> **WHAT IS ASKED**:
Find every line of the listing below where "Lily" appears, and copy it.

> **RECORDS SUPPLIED**:
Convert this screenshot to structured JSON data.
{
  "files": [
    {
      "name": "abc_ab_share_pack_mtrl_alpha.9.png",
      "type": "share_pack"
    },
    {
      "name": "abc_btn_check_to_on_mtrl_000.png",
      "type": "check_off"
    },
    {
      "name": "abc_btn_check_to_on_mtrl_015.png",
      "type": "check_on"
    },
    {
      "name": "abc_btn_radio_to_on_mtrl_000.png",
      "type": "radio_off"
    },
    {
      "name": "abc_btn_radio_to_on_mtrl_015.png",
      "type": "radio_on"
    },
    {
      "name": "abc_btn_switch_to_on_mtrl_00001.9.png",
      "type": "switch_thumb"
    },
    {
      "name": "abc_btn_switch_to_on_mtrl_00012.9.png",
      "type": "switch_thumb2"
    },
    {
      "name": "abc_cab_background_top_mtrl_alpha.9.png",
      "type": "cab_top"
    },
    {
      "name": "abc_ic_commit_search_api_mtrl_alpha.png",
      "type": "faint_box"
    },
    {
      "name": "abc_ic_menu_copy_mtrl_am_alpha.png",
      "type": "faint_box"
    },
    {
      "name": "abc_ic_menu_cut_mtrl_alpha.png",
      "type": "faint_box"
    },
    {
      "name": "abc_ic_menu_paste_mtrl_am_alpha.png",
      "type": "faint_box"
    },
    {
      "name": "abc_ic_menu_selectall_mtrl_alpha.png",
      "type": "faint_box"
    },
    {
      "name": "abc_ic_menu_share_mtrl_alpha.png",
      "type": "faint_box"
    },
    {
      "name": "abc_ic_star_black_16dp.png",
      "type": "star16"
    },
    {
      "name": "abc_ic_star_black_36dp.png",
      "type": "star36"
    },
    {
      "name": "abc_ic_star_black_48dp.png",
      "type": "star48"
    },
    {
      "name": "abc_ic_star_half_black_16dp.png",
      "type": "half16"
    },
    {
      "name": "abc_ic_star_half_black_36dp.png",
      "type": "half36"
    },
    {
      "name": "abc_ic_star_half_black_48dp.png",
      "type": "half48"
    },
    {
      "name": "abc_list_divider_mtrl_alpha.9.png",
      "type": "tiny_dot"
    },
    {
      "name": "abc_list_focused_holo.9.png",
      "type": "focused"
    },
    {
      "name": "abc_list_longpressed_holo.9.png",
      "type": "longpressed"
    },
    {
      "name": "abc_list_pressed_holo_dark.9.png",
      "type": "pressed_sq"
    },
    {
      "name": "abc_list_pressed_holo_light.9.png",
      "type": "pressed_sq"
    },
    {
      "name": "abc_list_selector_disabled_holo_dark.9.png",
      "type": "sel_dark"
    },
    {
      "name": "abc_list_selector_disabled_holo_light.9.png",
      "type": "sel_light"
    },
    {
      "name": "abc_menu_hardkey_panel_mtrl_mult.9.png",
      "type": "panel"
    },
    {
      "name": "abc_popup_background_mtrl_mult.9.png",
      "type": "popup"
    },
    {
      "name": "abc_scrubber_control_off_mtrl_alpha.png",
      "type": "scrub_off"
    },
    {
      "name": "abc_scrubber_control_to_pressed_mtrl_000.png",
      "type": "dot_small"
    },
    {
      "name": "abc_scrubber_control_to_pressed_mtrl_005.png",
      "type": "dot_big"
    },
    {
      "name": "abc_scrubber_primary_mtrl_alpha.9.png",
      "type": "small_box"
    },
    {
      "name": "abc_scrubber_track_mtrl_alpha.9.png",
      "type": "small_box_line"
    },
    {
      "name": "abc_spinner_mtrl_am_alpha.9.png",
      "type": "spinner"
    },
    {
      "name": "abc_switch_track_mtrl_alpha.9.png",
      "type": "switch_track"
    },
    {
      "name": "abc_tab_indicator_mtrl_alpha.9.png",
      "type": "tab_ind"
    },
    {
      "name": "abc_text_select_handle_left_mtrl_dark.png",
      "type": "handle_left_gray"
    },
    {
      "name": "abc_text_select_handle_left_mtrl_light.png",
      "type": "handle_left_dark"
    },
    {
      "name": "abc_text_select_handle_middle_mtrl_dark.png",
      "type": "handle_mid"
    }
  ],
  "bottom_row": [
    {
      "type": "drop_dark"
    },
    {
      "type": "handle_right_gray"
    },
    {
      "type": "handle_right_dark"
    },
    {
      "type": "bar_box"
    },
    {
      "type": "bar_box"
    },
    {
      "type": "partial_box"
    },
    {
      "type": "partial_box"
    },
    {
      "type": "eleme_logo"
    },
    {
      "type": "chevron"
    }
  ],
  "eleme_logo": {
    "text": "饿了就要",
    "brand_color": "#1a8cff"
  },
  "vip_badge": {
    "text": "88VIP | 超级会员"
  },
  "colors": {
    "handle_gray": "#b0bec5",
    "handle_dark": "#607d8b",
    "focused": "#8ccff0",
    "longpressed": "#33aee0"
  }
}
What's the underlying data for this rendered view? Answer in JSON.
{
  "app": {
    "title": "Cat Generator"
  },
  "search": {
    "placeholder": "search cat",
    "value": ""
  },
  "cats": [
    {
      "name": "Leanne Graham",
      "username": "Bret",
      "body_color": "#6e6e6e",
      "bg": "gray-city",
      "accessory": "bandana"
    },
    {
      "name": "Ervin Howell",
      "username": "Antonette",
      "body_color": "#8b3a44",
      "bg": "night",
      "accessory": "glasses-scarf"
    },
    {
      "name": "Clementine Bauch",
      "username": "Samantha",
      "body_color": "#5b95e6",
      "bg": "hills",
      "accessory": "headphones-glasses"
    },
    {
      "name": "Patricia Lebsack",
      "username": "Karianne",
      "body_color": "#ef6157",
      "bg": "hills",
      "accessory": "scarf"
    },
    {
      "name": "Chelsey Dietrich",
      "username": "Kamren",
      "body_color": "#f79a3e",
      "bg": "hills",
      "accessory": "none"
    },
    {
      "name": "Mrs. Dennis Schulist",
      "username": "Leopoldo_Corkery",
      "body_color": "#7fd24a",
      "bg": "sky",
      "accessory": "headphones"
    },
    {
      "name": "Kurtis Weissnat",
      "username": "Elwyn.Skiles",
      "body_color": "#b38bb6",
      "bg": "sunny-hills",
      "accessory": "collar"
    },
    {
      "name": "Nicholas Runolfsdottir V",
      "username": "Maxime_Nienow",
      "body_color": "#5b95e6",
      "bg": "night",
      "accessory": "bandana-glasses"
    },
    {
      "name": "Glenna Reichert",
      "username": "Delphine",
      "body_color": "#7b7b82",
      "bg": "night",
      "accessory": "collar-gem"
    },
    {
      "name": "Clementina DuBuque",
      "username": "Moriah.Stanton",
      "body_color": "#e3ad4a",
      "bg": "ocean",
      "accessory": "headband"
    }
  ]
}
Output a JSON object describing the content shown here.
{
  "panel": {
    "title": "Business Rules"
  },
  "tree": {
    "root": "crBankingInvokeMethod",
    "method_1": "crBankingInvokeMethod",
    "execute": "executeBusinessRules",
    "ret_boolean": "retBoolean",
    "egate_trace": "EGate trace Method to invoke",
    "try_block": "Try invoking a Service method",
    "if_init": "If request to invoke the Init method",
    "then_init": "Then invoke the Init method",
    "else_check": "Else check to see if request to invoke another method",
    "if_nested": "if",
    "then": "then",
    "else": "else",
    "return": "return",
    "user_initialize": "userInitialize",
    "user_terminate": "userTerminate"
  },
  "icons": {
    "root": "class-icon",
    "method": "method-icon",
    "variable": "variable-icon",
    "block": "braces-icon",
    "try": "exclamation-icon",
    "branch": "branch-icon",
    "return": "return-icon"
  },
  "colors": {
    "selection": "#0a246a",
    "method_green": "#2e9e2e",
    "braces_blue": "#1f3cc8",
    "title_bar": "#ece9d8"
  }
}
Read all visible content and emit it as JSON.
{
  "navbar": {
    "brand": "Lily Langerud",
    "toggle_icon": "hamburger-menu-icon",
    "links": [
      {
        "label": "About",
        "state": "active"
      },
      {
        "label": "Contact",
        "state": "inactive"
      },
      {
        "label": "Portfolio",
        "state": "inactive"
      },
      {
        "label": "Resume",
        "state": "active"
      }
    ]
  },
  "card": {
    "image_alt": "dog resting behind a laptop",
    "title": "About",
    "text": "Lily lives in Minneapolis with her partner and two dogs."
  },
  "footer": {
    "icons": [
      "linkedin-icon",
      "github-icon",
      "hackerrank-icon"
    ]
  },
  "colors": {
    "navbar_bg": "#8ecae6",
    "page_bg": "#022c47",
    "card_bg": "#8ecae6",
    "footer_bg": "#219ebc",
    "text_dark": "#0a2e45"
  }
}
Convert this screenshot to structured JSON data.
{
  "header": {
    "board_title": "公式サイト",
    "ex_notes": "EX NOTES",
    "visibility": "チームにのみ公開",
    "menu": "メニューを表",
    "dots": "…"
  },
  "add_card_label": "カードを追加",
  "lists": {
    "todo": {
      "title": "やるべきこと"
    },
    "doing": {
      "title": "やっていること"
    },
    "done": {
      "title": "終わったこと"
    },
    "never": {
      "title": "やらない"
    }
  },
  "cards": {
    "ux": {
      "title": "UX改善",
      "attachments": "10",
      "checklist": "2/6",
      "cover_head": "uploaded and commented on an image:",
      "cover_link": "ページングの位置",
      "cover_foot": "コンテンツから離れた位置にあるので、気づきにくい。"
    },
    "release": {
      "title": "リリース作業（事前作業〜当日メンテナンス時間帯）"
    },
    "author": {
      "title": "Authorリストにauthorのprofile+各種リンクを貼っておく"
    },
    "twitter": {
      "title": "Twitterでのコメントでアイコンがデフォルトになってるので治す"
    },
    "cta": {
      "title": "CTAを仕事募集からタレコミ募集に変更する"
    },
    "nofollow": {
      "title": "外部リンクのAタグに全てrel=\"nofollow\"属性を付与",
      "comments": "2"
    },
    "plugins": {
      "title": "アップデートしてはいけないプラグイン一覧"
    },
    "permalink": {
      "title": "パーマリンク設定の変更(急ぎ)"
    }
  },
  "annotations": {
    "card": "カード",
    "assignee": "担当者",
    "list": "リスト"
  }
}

> **OUTPUT FOR THIS TASK**:
    "brand": "Lily Langerud",
    "text": "Lily lives in Minneapolis with her partner and two dogs."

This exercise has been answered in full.